*Excerpt*.
— begin —
REGISTRATION RIGHTS AGREEMENT

 

THIS REGISTRATION RIGHTS AGREEMENT (the “ Agreement ”) is made as of August 3, 2005 by and between COMPREHENSIVE HEALTHCARE SOLUTIONS, INC. , a Delaware corporation (the “ Company ”), and COMPREHENSIVE ASSOCIATES LLC , a New York limited liability company (together with its successors and assigns, the “ Holder ”).

 

R E C I T A L S:

 

Pursuant to the terms of Convertible Debentures, dated as of the date hereof, in the aggregate principal amount of $235,000 (the “ Aggregate Principal Amount ”) executed by the Company in favor of the Holder (the “ Debentures ”), and pursuant to the terms of Warrants, dated as of the date hereof, for the purchase of an aggregate of 5,000,000 shares of Common Stock, par value $.10 per share, of the Company (“ Common Stock ”) executed by the Company in favor of the Holder (the “ Warrants ”), the Holder will have the right to acquire in the future certain shares of Common Stock. The Debentures and Warrants are collectively are referred to herein as the “ Securities .”
— end —
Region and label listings
— begin —
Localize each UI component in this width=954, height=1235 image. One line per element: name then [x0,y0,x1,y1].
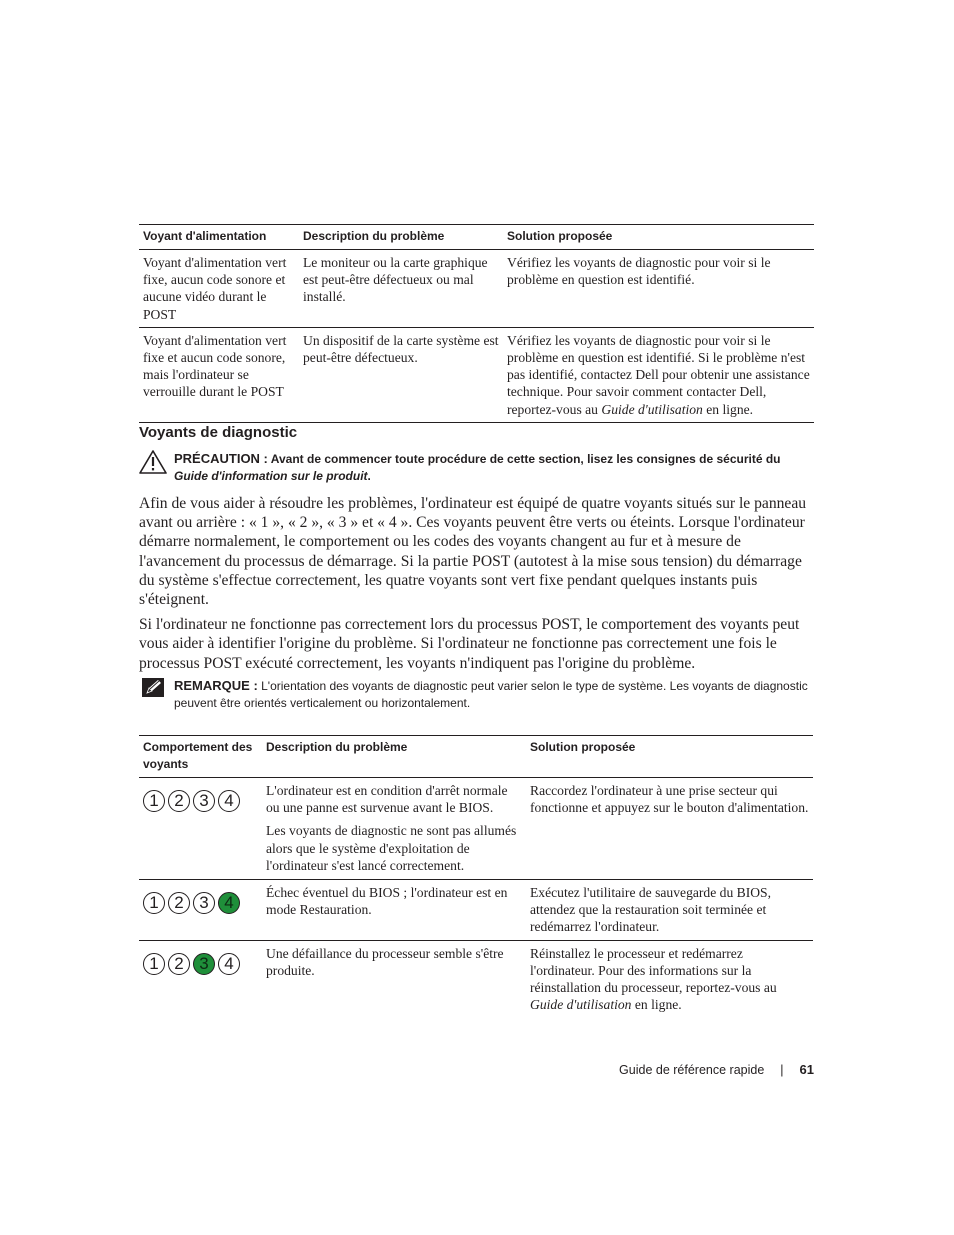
diagnostic-light-1: 1 [143,892,165,914]
led-pattern-cell [139,880,262,941]
table-row [139,940,813,1017]
table-header-row [139,225,814,250]
caution-notice [139,450,814,485]
body-text [139,494,815,679]
table-cell: Voyant d'alimentation vert fixe et aucun code sonore, mais l'ordinateur se verrouille durant le POST [143,332,287,400]
led-pattern [143,790,258,812]
pencil-note-icon [141,677,167,699]
cell-text: en ligne. [631,997,682,1013]
table-cell [503,327,814,422]
table-cell: Raccordez l'ordinateur à une prise secteur qui fonctionne et appuyez sur le bouton d'alimentation. [530,783,809,816]
caution-guide-reference: Guide d'information sur le produit [174,469,368,483]
led-pattern-cell [139,778,262,880]
note-text: L'orientation des voyants de diagnostic peut varier selon le type de système. Les voyants de diagnostic peuvent être orientés verticalement ou horizontalement. [174,679,808,710]
table-cell: Voyant d'alimentation vert fixe, aucun code sonore et aucune vidéo durant le POST [143,255,287,322]
table-cell: Vérifiez les voyants de diagnostic pour voir si le problème en question est identifié. [507,255,771,288]
column-header: Solution proposée [507,229,613,243]
led-pattern [143,953,258,975]
table-row [139,327,814,422]
table-header-row [139,736,813,778]
table-row [139,250,814,328]
column-header: Voyant d'alimentation [143,229,267,243]
diagnostic-light-1: 1 [143,953,165,975]
diagnostic-light-2: 2 [168,892,190,914]
cell-paragraph: L'ordinateur est en condition d'arrêt normale ou une panne est survenue avant le BIOS. [266,783,508,816]
column-header: Comportement des voyants [143,740,253,771]
note-label: REMARQUE : [174,678,258,693]
caution-text: Avant de commencer toute procédure de cette section, lisez les consignes de sécurité du [267,452,781,466]
diagnostic-light-1: 1 [143,790,165,812]
paragraph: Si l'ordinateur ne fonctionne pas correctement lors du processus POST, le comportement des voyants peut vous aider à identifier l'origine du problème. Si l'ordinateur ne fonctionne pas correctement une fois le processus POST exécuté correctement, les voyants n'indiquent pas l'origine du problème. [139,616,800,672]
page-number: 61 [799,1062,814,1077]
power-light-table [139,224,814,423]
diagnostic-light-2: 2 [168,953,190,975]
caution-end: . [367,469,371,483]
cell-text: en ligne. [702,401,754,417]
led-pattern-cell [139,940,262,1017]
column-header: Solution proposée [530,740,636,754]
footer-separator: | [780,1062,784,1077]
caution-label: PRÉCAUTION : [174,451,268,466]
table-cell: Exécutez l'utilitaire de sauvegarde du BIOS, attendez que la restauration soit terminée et redémarrez l'ordinateur. [530,885,772,935]
cell-paragraph: Les voyants de diagnostic ne sont pas allumés alors que le système d'exploitation de l'ordinateur s'est lancé correctement. [266,823,517,873]
diagnostic-light-3: 3 [193,790,215,812]
diagnostic-light-3: 3 [193,953,215,975]
table-cell: Le moniteur ou la carte graphique est peut-être défectueux ou mal installé. [303,255,488,305]
diagnostic-lights-table [139,735,813,1017]
table-row [139,880,813,941]
footer-title: Guide de référence rapide [619,1062,765,1077]
note-notice [139,677,814,712]
table-cell: Un dispositif de la carte système est peut-être défectueux. [303,332,499,366]
diagnostic-light-4: 4 [218,953,240,975]
page-footer [619,1062,814,1077]
column-header: Description du problème [266,740,408,754]
guide-reference: Guide d'utilisation [601,401,703,417]
column-header: Description du problème [303,229,445,243]
table-cell [262,778,526,880]
section-title: Voyants de diagnostic [139,424,298,441]
led-pattern [143,892,258,914]
diagnostic-light-4: 4 [218,790,240,812]
table-cell [526,940,813,1017]
diagnostic-light-3: 3 [193,892,215,914]
cell-text: Réinstallez le processeur et redémarrez l'ordinateur. Pour des informations sur la réinstallation du processeur, reportez-vous au [530,945,777,996]
table-cell: Échec éventuel du BIOS ; l'ordinateur est en mode Restauration. [266,885,508,918]
guide-reference: Guide d'utilisation [530,997,632,1013]
warning-triangle-icon [139,450,167,474]
cell-text: Vérifiez les voyants de diagnostic pour voir si le problème en question est identifié. Si le problème n'est pas identifié, contactez Dell pour obtenir une assistance technique. Pour savoir comment contacter Dell, reportez-vous au [507,332,810,417]
table-cell: Une défaillance du processeur semble s'être produite. [266,945,504,978]
paragraph: Afin de vous aider à résoudre les problèmes, l'ordinateur est équipé de quatre voyants situés sur le panneau avant ou arrière : « 1 », « 2 », « 3 » et « 4 ». Ces voyants peuvent être verts ou éteints. Lorsque l'ordinateur démarre normalement, le comportement ou les codes des voyants changent au fur et à mesure de l'avancement du processus de démarrage. Si la partie POST (autotest à la mise sous tension) du démarrage du système s'effectue correctement, les quatre voyants sont vert fixe pendant quelques instants puis s'éteignent. [139,495,807,609]
table-row [139,778,813,880]
diagnostic-light-4: 4 [218,892,240,914]
diagnostic-light-2: 2 [168,790,190,812]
— end —
*Job 1*.
In the registration rights agreement excerpt:
(a) Under which state's law is the Company incorporated?
(b) What is the aggregate principal amount of the Convertible Debentures?
(c) How many shares of Common Stock can be purchased under the Warrants?
*Job 2*. Can you carry the registration rights agreement forward from its last sentence?
The lines have nothing to do with what is asked here.

*Exercise result 1*.
(a) Delaware
(b) $235,000
(c) 5,000,000 shares

*Exercise result 2*.
The parties desire to set forth herein their agreement as to the terms and conditions of certain registration rights relating to the Common Stock issuable upon conversion or exercise of the Securities, as applicable, by the Holder.

 

A G R E E M E N T:

 

The parties hereto agree as follows:

 

1.      Certain Definitions . As used in this Agreement, the following terms shall have the following respective meanings:

 

Commission ” shall mean the Securities and Exchange Commission.

 

Exchange Act ” shall mean the Securities Exchange Act of 1934, as amended, and the rules and regulations of the Commission promulgated thereunder, all as the same shall be in effect from time to time.

 

Holder ” shall mean the Holder (as hereinabove defined) and any Person who shall have acquired Registrable Securities from the Holder, either individually or jointly, as the case may be, in a transaction pursuant to which registration rights are transferred pursuant to Section 7 hereof.

 

Person ” shall mean an individual, a partnership, a corporation, a limited liability company, an association, a joint stock company, a trust, a joint venture, an unincorporated organization or a governmental or quasi-governmental entity, or any department, agency or political subdivision thereof or any other entity of any kind.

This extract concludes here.